In the data below, find every line with the string "типа" and pull it out.
---------------
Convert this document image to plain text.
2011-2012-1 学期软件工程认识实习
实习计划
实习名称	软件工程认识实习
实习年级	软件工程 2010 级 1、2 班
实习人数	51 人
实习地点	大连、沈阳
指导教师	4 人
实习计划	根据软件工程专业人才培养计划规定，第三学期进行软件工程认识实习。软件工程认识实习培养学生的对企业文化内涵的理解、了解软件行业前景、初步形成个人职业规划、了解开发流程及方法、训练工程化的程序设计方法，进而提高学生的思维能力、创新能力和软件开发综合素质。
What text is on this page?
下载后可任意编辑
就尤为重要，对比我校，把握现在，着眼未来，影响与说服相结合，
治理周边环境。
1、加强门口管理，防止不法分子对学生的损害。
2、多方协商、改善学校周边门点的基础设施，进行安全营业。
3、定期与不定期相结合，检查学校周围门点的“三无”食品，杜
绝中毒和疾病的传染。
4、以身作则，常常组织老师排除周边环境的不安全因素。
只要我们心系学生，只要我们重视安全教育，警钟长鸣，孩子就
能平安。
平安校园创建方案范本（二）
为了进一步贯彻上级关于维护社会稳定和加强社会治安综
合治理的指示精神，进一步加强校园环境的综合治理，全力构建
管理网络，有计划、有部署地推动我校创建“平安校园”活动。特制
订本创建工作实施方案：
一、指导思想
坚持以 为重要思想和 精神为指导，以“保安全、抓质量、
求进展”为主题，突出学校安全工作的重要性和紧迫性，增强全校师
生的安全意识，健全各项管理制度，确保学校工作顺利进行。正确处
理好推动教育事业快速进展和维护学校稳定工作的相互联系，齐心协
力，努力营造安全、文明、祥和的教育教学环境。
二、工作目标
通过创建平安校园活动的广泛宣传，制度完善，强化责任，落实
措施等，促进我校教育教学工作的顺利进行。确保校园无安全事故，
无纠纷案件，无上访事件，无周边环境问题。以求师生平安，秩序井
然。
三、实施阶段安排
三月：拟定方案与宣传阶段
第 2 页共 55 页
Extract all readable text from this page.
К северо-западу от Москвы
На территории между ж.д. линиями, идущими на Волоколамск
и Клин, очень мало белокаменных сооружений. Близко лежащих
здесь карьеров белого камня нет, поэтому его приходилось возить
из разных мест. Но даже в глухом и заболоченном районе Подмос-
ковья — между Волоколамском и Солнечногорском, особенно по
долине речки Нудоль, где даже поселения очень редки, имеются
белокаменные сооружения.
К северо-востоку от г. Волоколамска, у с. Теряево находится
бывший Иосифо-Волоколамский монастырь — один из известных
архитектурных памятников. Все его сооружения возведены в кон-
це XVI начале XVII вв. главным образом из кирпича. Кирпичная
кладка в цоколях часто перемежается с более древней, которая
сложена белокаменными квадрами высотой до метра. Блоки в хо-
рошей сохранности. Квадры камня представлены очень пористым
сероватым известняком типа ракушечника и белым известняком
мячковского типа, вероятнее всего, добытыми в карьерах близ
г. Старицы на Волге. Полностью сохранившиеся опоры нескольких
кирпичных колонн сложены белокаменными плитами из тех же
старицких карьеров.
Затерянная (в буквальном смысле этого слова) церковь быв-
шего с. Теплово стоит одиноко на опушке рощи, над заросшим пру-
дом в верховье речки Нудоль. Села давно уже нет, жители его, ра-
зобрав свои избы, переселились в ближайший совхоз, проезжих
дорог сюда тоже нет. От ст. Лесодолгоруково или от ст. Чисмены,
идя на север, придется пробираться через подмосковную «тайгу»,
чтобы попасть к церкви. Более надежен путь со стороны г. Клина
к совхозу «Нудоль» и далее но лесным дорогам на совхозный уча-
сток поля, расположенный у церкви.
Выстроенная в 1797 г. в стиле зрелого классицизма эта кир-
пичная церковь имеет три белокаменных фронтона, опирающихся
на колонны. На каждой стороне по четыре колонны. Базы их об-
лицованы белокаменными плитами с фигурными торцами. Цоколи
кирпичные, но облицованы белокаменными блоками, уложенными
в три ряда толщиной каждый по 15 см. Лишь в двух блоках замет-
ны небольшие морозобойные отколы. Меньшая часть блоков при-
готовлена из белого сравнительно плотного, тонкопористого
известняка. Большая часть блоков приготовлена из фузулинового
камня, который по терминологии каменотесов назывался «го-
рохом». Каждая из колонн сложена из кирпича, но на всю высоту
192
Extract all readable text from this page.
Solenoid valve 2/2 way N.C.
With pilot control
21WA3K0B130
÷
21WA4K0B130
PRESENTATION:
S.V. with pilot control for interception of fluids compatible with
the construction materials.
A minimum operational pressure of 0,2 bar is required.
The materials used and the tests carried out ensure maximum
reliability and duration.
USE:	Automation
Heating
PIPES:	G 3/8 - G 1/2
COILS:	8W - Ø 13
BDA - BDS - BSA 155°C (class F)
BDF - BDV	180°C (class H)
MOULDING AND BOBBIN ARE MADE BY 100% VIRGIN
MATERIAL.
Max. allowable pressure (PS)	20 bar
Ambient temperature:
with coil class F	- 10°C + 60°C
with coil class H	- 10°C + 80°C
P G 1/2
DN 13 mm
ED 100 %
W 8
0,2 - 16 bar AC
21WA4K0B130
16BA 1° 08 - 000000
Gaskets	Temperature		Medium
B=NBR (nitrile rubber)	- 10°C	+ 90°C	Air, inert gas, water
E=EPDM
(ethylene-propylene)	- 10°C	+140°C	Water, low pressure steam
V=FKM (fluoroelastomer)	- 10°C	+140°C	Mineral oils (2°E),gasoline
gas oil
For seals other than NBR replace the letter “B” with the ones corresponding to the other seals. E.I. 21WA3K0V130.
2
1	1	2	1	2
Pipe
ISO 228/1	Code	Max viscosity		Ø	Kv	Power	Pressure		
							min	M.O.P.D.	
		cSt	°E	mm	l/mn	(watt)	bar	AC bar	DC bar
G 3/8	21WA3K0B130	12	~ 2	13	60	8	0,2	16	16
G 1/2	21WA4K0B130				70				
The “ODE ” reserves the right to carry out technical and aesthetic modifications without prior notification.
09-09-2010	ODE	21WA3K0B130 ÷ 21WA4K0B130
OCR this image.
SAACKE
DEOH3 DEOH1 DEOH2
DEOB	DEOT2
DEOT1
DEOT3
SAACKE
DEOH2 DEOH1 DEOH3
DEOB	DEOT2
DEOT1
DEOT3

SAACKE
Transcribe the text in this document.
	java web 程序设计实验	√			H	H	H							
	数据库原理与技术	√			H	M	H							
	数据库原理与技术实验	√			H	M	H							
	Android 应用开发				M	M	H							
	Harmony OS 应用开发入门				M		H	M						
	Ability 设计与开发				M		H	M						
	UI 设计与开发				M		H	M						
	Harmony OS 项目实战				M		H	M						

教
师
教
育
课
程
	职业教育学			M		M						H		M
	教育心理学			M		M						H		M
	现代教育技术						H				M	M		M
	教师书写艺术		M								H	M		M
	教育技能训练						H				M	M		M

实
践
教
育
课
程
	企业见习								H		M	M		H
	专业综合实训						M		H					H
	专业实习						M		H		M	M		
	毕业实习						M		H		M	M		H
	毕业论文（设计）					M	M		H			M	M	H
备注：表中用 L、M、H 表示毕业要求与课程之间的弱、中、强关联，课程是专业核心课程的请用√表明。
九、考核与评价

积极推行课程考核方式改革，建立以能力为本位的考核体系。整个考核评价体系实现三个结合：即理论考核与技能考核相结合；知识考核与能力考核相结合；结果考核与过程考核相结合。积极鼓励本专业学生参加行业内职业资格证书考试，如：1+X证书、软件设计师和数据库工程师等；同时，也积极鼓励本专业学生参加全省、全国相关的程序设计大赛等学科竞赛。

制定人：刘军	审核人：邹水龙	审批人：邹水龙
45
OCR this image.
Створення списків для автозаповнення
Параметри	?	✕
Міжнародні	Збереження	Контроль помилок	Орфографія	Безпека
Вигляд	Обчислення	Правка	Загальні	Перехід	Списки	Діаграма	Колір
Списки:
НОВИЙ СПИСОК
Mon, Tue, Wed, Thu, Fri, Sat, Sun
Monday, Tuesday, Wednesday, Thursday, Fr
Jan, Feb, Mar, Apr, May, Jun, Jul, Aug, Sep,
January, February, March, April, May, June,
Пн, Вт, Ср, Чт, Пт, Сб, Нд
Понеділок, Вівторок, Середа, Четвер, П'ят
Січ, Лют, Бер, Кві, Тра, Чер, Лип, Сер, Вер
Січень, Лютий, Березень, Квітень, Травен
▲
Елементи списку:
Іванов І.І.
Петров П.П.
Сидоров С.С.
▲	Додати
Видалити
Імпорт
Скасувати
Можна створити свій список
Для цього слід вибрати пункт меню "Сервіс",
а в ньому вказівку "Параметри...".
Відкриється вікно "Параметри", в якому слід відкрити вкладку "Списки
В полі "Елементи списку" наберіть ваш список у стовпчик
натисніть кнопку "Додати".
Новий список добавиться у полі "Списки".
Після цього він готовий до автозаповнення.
---------------
** SOLUTION TO THIS EXERCISE **
сероватым известняком типа ракушечника и белым известняком
мячковского типа, вероятнее всего, добытыми в карьерах близ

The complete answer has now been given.